(Chart and figure data)
^^^^^^^^

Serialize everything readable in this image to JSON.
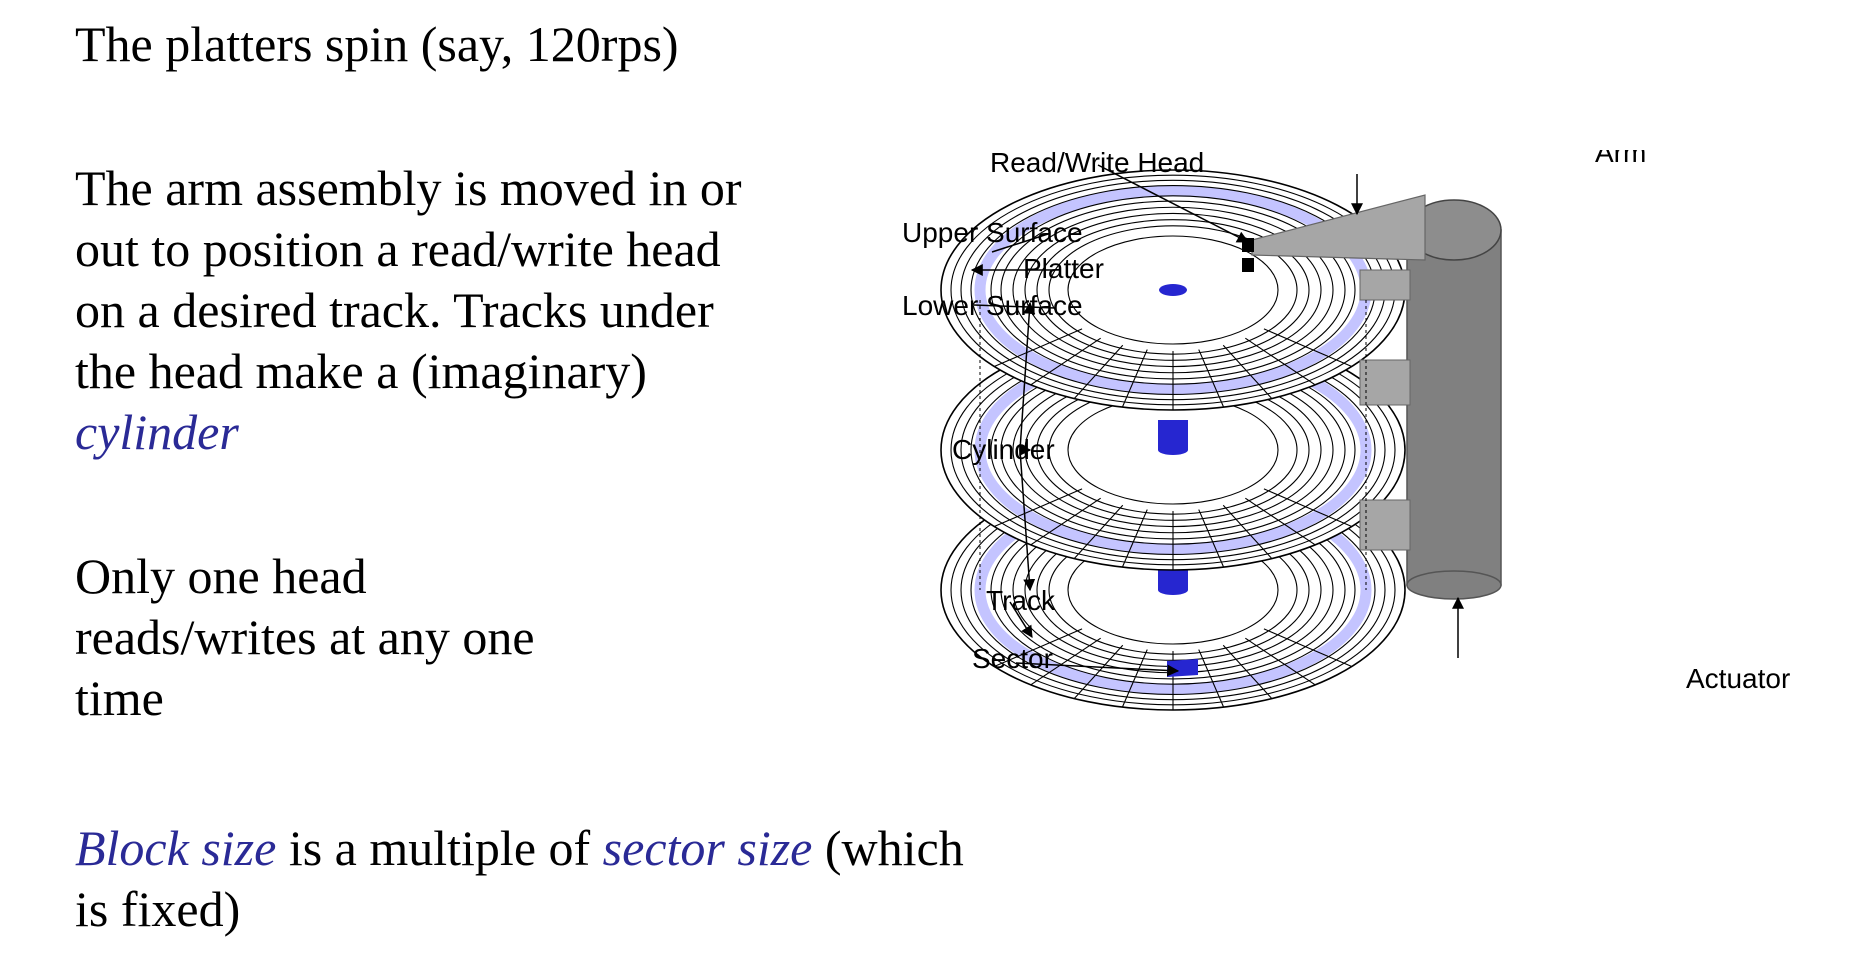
{
  "text": {
    "line1": "The platters spin (say, 120rps)",
    "para2_line1": "The arm assembly is moved in or",
    "para2_line2": "out to position  a read/write head",
    "para2_line3": "on a desired track. Tracks under",
    "para2_line4": "the head make a (imaginary)",
    "para2_term": "cylinder",
    "para3_line1": "Only one head",
    "para3_line2": "reads/writes at any one",
    "para3_line3": "time",
    "para4_term1": "Block size",
    "para4_mid": " is a multiple of ",
    "para4_term2": "sector size",
    "para4_tail": " (which",
    "para4_line2": "is fixed)"
  },
  "diagram": {
    "labels": {
      "read_write_head": "Read/Write Head",
      "arm": "Arm",
      "upper_surface": "Upper Surface",
      "platter": "Platter",
      "lower_surface": "Lower Surface",
      "cylinder": "Cylinder",
      "track": "Track",
      "sector": "Sector",
      "actuator": "Actuator"
    },
    "colors": {
      "cylinder_band": "#c4c4ff",
      "spindle": "#2626d0",
      "sector": "#2626d0",
      "arm": "#a6a6a6",
      "actuator": "#808080"
    }
  }
}
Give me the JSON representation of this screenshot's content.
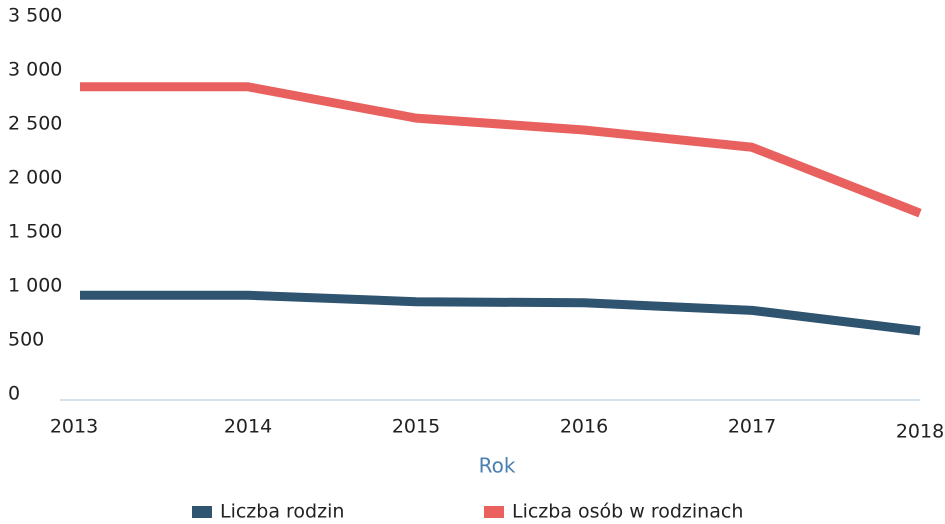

^^^^^^^^

◆ **Your goal**: Repeat the records above verbatim, with no pictures in the result.

◆ **Written answer**:
Serialize everything readable in this image to JSON.
{
  "text": {
    "line1": "The platters spin (say, 120rps)",
    "para2_line1": "The arm assembly is moved in or",
    "para2_line2": "out to position  a read/write head",
    "para2_line3": "on a desired track. Tracks under",
    "para2_line4": "the head make a (imaginary)",
    "para2_term": "cylinder",
    "para3_line1": "Only one head",
    "para3_line2": "reads/writes at any one",
    "para3_line3": "time",
    "para4_term1": "Block size",
    "para4_mid": " is a multiple of ",
    "para4_term2": "sector size",
    "para4_tail": " (which",
    "para4_line2": "is fixed)"
  },
  "diagram": {
    "labels": {
      "read_write_head": "Read/Write Head",
      "arm": "Arm",
      "upper_surface": "Upper Surface",
      "platter": "Platter",
      "lower_surface": "Lower Surface",
      "cylinder": "Cylinder",
      "track": "Track",
      "sector": "Sector",
      "actuator": "Actuator"
    },
    "colors": {
      "cylinder_band": "#c4c4ff",
      "spindle": "#2626d0",
      "sector": "#2626d0",
      "arm": "#a6a6a6",
      "actuator": "#808080"
    }
  }
}
Give me the JSON representation of this screenshot's content.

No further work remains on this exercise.